§ **WRITTEN TASK 1**
Shorten the paragraph in the community college funding text that begins "State lawmakers and higher education institutions often increase tuition" and keep its main facts.

§ **TEXT SEGMENT**
According to Mullin and Honeyman (2007), the funding of American community colleges has
been a combined effort of federal, state, and local governments on one hand and students on the
other hand. However, Tollefson (2009) found that operational support for community colleges
comes primarily from state and local governments. In a survey conducted by Katsinas,
Tollefson, and Reamey (2008), higher education officials indicated that state lawmakers see
higher education as the largest discretionary item in the state budget.
According to Blumenstyk (2009), the current economic crisis affecting the United States
is bigger, more fundamental, and for good or ill, transformational for all of society. The current
economic situation places higher education institutions in a very difficult situation. Powers and
Campbell (2009) noted that higher education confronts a perfect storm of revenue problems:
crashed endowments, poor short-term prospects for capital campaigns, tight credit markets,
regulatory or self-imposed limitations on significant tuition increases, and flat or reduced state
appropriations. These revenue problems come at a time when community colleges are serving
more students. Edwards and Leichty (2009), Ralls (2009), and Blose (2010) found that more
students are entering community colleges to upgrade their skills while state funding is decreasing
because of the current economic environment. Romero (2004) also noted the issue of the
increased demands placed on education workers because of the increased student enrollment.
Blumenstyk, Sander, Schmidt, and Wasley (2008) described a similar challenge related to
increasing enrollments, but also predicted that state appropriations would not be enough to
enable colleges to keep pace with inflation. A cause of this issue is most community colleges are
not allowed to cap enrollments. Newell (2009) found that colleges in the California Community
4
College system are unable to reduce enrollments because of the colleges’ mission of open access.
Presidential leadership will play an important role in confronting the financial issues currently
affecting higher education.
State lawmakers and higher education institutions often increase tuition and fees in order
to offset reductions in state revenues. Katsinas et al. (2008), Edwards and Leichty (2009), and
Fain (2008) all wrote of the trend of increasing student tuition and fees to offset reductions in
state revenues. Breneman and Finney (1997) noted that it was no longer politically feasible to
continue double-digit tuition increases; however, since the time of their research tuition rates
have continued to rise to offset the reduction in state revenues. Many in higher education believe
that tuition increases will lead to a decrease in access for potential students (Breneman & Finney,
1997; Rich, 2006).

§ **DATASET EXTRACT**
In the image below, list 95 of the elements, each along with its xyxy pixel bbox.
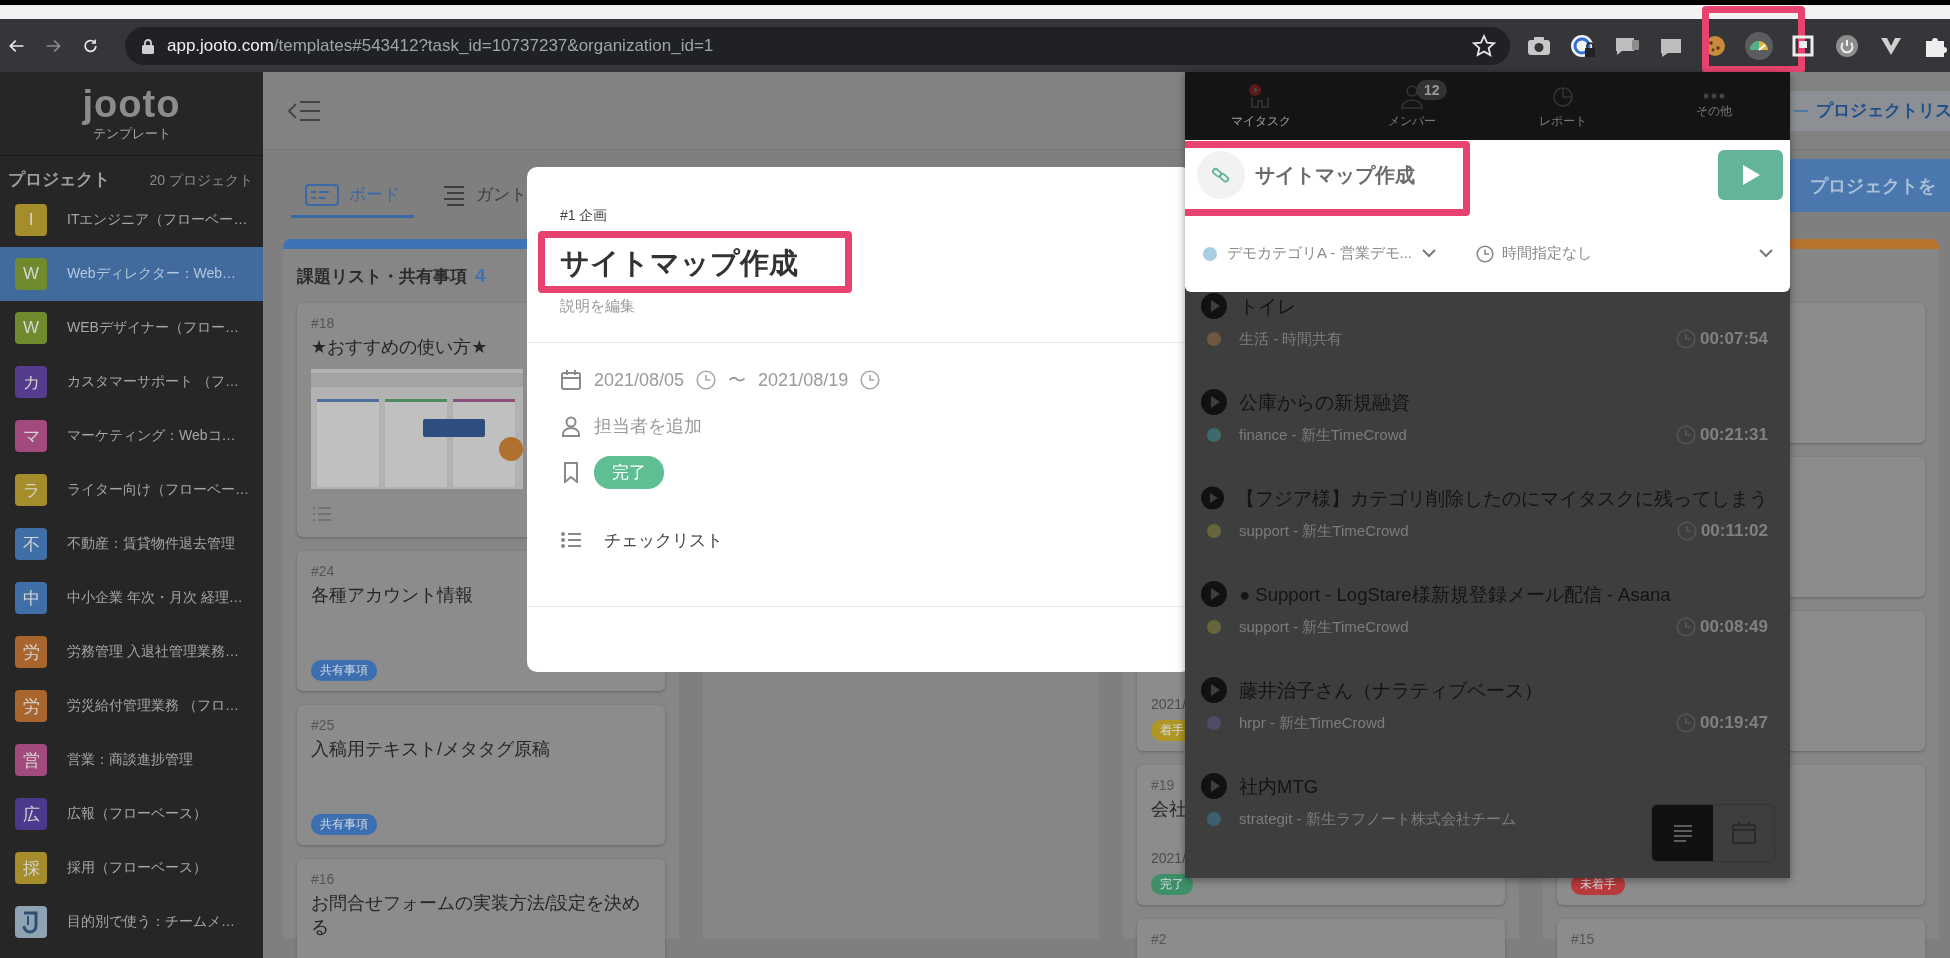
column-count: 4: [475, 265, 486, 287]
nav-tab[interactable]: マイタスク: [1185, 72, 1337, 140]
task-title: サイトマップ作成: [560, 246, 799, 281]
dash-icon: [1794, 108, 1808, 113]
list-view-button[interactable]: [1652, 805, 1713, 861]
project-badge: 不: [15, 528, 47, 560]
schedule-dropdown[interactable]: 時間指定なし: [1476, 244, 1773, 263]
project-badge: W: [15, 258, 47, 290]
clock-icon: [1675, 425, 1696, 445]
entry-category: support - 新生TimeCrowd: [1239, 521, 1410, 541]
gauge-icon[interactable]: [1744, 30, 1774, 61]
project-item[interactable]: 労 労務管理 入退社管理業務…: [0, 625, 263, 679]
clock-icon: [696, 370, 717, 390]
star-icon[interactable]: [1472, 33, 1496, 58]
address-field[interactable]: app.jooto.com/templates#543412?task_id=10737237&organization_id=1: [125, 26, 1510, 65]
project-item[interactable]: W Webディレクター：Web…: [0, 247, 263, 301]
clock-icon: [1675, 329, 1696, 349]
more-icon: [1703, 92, 1726, 99]
clock-icon: [1675, 617, 1696, 637]
card-date: 2021/: [1151, 696, 1187, 712]
project-item[interactable]: 労 労災給付管理業務 （フロ…: [0, 679, 263, 733]
person-icon: [1398, 82, 1425, 109]
chevron-down-icon: [1759, 249, 1773, 258]
entry-category: hrpr - 新生TimeCrowd: [1239, 713, 1387, 733]
project-badge: 中: [15, 582, 47, 614]
entry-time: 00:11:02: [1700, 521, 1768, 541]
column-title: 課題リスト・共有事項: [297, 265, 467, 288]
clock-icon: [1675, 713, 1696, 733]
project-badge: I: [15, 204, 47, 236]
checklist-icon: [311, 505, 333, 523]
tag-label: 共有事項: [311, 660, 377, 681]
list-icon: [1672, 824, 1693, 842]
clock-icon: [1676, 521, 1697, 541]
card-title: 各種アカウント情報: [311, 584, 473, 607]
project-item[interactable]: マ マーケティング：Webコ…: [0, 409, 263, 463]
calendar-icon: [560, 369, 582, 391]
project-badge: 営: [15, 744, 47, 776]
current-task-title: サイトマップ作成: [1255, 162, 1415, 188]
copy-project-button[interactable]: プロジェクトを: [1790, 159, 1950, 212]
project-badge: 労: [15, 690, 47, 722]
project-item[interactable]: W WEBデザイナー（フロー…: [0, 301, 263, 355]
project-item[interactable]: カ カスタマーサポート （フ…: [0, 355, 263, 409]
project-item[interactable]: 営 営業：商談進捗管理: [0, 733, 263, 787]
date-separator: 〜: [728, 369, 747, 392]
card-title: 会社: [1151, 798, 1187, 821]
section-heading: プロジェクト: [8, 169, 110, 191]
project-item[interactable]: 広 広報（フローベース）: [0, 787, 263, 841]
project-item[interactable]: 採 採用（フローベース）: [0, 841, 263, 895]
project-item[interactable]: I ITエンジニア（フローベー…: [0, 193, 263, 247]
nav-tab[interactable]: レポート: [1487, 72, 1639, 140]
play-icon: [1740, 164, 1761, 186]
end-date[interactable]: 2021/08/19: [758, 369, 849, 391]
project-item[interactable]: 中 中小企業 年次・月次 経理…: [0, 571, 263, 625]
entry-time: 00:21:31: [1699, 425, 1768, 445]
logo-caption: テンプレート: [92, 125, 171, 143]
project-item[interactable]: 不 不動産：賃貸物件退去管理: [0, 517, 263, 571]
list-icon: [442, 183, 466, 206]
chevron-down-icon: [1422, 249, 1436, 258]
entry-category: strategit - 新生ラフノート株式会社チーム: [1239, 809, 1517, 829]
view-tab[interactable]: ガント: [428, 174, 541, 218]
clock-icon: [860, 370, 881, 390]
project-badge: 採: [15, 852, 47, 884]
project-item[interactable]: ラ ライター向け（フローベー…: [0, 463, 263, 517]
checklist-icon: [560, 530, 582, 550]
url-text: app.jooto.com/templates#543412?task_id=10737237&organization_id=1: [167, 35, 715, 56]
logo-text: jooto: [82, 84, 181, 123]
board-icon: [305, 182, 339, 207]
project-badge: マ: [15, 420, 47, 452]
entry-time: 00:19:47: [1699, 713, 1768, 733]
project-item[interactable]: 目的別で使う：チームメ…: [0, 895, 263, 949]
lock-icon: [141, 37, 155, 54]
link-icon: [1197, 151, 1245, 199]
card-date: 2021/: [1151, 850, 1187, 866]
entry-time: 00:07:54: [1699, 329, 1768, 349]
project-badge: カ: [15, 366, 47, 398]
clock-icon: [1476, 244, 1494, 263]
category-dropdown[interactable]: デモカテゴリA - 営業デモ...: [1203, 244, 1436, 263]
entry-category: support - 新生TimeCrowd: [1239, 617, 1410, 637]
project-count: 20 プロジェクト: [149, 172, 253, 190]
project-badge: W: [15, 312, 47, 344]
project-badge: ラ: [15, 474, 47, 506]
card-title: ★おすすめの使い方★: [311, 336, 488, 359]
count-badge: 12: [1415, 80, 1448, 100]
project-badge: 広: [15, 798, 47, 830]
entry-time: 00:08:49: [1699, 617, 1768, 637]
entry-category: 生活 - 時間共有: [1239, 329, 1344, 349]
nav-tab[interactable]: 12 メンバー: [1336, 72, 1488, 140]
task-reference: #1 企画: [560, 207, 609, 225]
entry-category: finance - 新生TimeCrowd: [1239, 425, 1408, 445]
tag-label: 完了: [1151, 874, 1193, 895]
card-title: お問合せフォームの実装方法/設定を決める: [311, 892, 641, 939]
person-icon: [560, 415, 582, 437]
tag-label: 共有事項: [311, 814, 377, 835]
project-badge: 労: [15, 636, 47, 668]
card-title: 入稿用テキスト/メタタグ原稿: [311, 738, 550, 761]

§ **WRITTEN TASK 2**
Return the lines of the entries between the line holding "column-count: 4: [475, 265, 486, 287]" and the line holding "project-item[interactable]: W WEBデザイナー（フロー…: [0, 301, 263, 355]", inclusive.

§ **RESPONSE 1**
State lawmakers and higher education institutions often raise tuition and fees to make up for falling state revenues. Katsinas et al. (2008), Edwards and Leichty (2009), and Fain (2008) all describe this trend. Breneman and Finney (1997) held that double-digit tuition increases were no longer politically feasible, yet tuition has kept rising since then. Many in higher education believe these increases will reduce access for potential students (Breneman & Finney, 1997; Rich, 2006).

§ **RESPONSE 2**
column-count: 4: [475, 265, 486, 287]
nav-tab[interactable]: マイタスク: [1185, 72, 1337, 140]
task-title: サイトマップ作成: [560, 246, 799, 281]
dash-icon: [1794, 108, 1808, 113]
list-view-button[interactable]: [1652, 805, 1713, 861]
project-badge: 不: [15, 528, 47, 560]
schedule-dropdown[interactable]: 時間指定なし: [1476, 244, 1773, 263]
project-badge: W: [15, 258, 47, 290]
clock-icon: [1675, 425, 1696, 445]
entry-category: support - 新生TimeCrowd: [1239, 521, 1410, 541]
gauge-icon[interactable]: [1744, 30, 1774, 61]
project-item[interactable]: 労 労務管理 入退社管理業務…: [0, 625, 263, 679]
clock-icon: [696, 370, 717, 390]
star-icon[interactable]: [1472, 33, 1496, 58]
address-field[interactable]: app.jooto.com/templates#543412?task_id=10737237&organization_id=1: [125, 26, 1510, 65]
project-item[interactable]: W Webディレクター：Web…: [0, 247, 263, 301]
clock-icon: [1675, 329, 1696, 349]
more-icon: [1703, 92, 1726, 99]
clock-icon: [1675, 617, 1696, 637]
card-date: 2021/: [1151, 696, 1187, 712]
project-item[interactable]: 労 労災給付管理業務 （フロ…: [0, 679, 263, 733]
person-icon: [1398, 82, 1425, 109]
chevron-down-icon: [1759, 249, 1773, 258]
entry-category: hrpr - 新生TimeCrowd: [1239, 713, 1387, 733]
project-badge: 中: [15, 582, 47, 614]
entry-time: 00:11:02: [1700, 521, 1768, 541]
column-title: 課題リスト・共有事項: [297, 265, 467, 288]
clock-icon: [1675, 713, 1696, 733]
project-badge: I: [15, 204, 47, 236]
checklist-icon: [311, 505, 333, 523]
tag-label: 共有事項: [311, 660, 377, 681]
list-icon: [1672, 824, 1693, 842]
clock-icon: [1676, 521, 1697, 541]
card-title: 各種アカウント情報: [311, 584, 473, 607]
project-item[interactable]: マ マーケティング：Webコ…: [0, 409, 263, 463]
calendar-icon: [560, 369, 582, 391]
project-badge: 営: [15, 744, 47, 776]
current-task-title: サイトマップ作成: [1255, 162, 1415, 188]
copy-project-button[interactable]: プロジェクトを: [1790, 159, 1950, 212]
project-badge: 労: [15, 690, 47, 722]
project-item[interactable]: W WEBデザイナー（フロー…: [0, 301, 263, 355]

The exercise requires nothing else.